= YOUR OBJECTIVE =
Exact repetition of every entry is required.

= LISTED RECORDS =
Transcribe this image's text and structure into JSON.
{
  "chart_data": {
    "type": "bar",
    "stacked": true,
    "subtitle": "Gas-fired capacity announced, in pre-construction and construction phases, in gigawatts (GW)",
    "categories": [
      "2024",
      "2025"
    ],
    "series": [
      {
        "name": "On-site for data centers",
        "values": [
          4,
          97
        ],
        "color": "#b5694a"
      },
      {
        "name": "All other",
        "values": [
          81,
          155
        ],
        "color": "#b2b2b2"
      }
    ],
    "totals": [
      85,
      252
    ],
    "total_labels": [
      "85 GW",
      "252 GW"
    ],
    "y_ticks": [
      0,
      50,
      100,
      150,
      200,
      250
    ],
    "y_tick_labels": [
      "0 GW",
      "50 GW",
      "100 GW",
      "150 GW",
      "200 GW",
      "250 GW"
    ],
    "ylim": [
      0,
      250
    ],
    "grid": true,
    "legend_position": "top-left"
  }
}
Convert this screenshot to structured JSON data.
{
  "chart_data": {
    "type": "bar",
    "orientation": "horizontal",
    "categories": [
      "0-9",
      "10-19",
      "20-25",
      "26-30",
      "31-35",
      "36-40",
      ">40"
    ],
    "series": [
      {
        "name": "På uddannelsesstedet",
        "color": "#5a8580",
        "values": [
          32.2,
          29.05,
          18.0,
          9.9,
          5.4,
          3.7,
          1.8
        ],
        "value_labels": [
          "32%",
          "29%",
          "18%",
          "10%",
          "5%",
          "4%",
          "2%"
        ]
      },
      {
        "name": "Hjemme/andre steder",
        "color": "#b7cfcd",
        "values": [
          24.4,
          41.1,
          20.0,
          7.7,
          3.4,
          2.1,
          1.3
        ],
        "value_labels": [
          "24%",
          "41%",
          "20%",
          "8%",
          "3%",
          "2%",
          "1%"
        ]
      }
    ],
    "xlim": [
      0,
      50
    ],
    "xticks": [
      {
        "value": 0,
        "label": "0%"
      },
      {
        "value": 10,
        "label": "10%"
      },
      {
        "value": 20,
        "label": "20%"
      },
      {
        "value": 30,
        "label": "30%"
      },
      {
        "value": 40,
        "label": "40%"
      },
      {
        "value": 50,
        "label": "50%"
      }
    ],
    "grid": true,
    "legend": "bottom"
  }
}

= RESULT FOR THIS TASK =
Transcribe this image's text and structure into JSON.
{
  "chart_data": {
    "type": "bar",
    "stacked": true,
    "subtitle": "Gas-fired capacity announced, in pre-construction and construction phases, in gigawatts (GW)",
    "categories": [
      "2024",
      "2025"
    ],
    "series": [
      {
        "name": "On-site for data centers",
        "values": [
          4,
          97
        ],
        "color": "#b5694a"
      },
      {
        "name": "All other",
        "values": [
          81,
          155
        ],
        "color": "#b2b2b2"
      }
    ],
    "totals": [
      85,
      252
    ],
    "total_labels": [
      "85 GW",
      "252 GW"
    ],
    "y_ticks": [
      0,
      50,
      100,
      150,
      200,
      250
    ],
    "y_tick_labels": [
      "0 GW",
      "50 GW",
      "100 GW",
      "150 GW",
      "200 GW",
      "250 GW"
    ],
    "ylim": [
      0,
      250
    ],
    "grid": true,
    "legend_position": "top-left"
  }
}
Convert this screenshot to structured JSON data.
{
  "chart_data": {
    "type": "bar",
    "orientation": "horizontal",
    "categories": [
      "0-9",
      "10-19",
      "20-25",
      "26-30",
      "31-35",
      "36-40",
      ">40"
    ],
    "series": [
      {
        "name": "På uddannelsesstedet",
        "color": "#5a8580",
        "values": [
          32.2,
          29.05,
          18.0,
          9.9,
          5.4,
          3.7,
          1.8
        ],
        "value_labels": [
          "32%",
          "29%",
          "18%",
          "10%",
          "5%",
          "4%",
          "2%"
        ]
      },
      {
        "name": "Hjemme/andre steder",
        "color": "#b7cfcd",
        "values": [
          24.4,
          41.1,
          20.0,
          7.7,
          3.4,
          2.1,
          1.3
        ],
        "value_labels": [
          "24%",
          "41%",
          "20%",
          "8%",
          "3%",
          "2%",
          "1%"
        ]
      }
    ],
    "xlim": [
      0,
      50
    ],
    "xticks": [
      {
        "value": 0,
        "label": "0%"
      },
      {
        "value": 10,
        "label": "10%"
      },
      {
        "value": 20,
        "label": "20%"
      },
      {
        "value": 30,
        "label": "30%"
      },
      {
        "value": 40,
        "label": "40%"
      },
      {
        "value": 50,
        "label": "50%"
      }
    ],
    "grid": true,
    "legend": "bottom"
  }
}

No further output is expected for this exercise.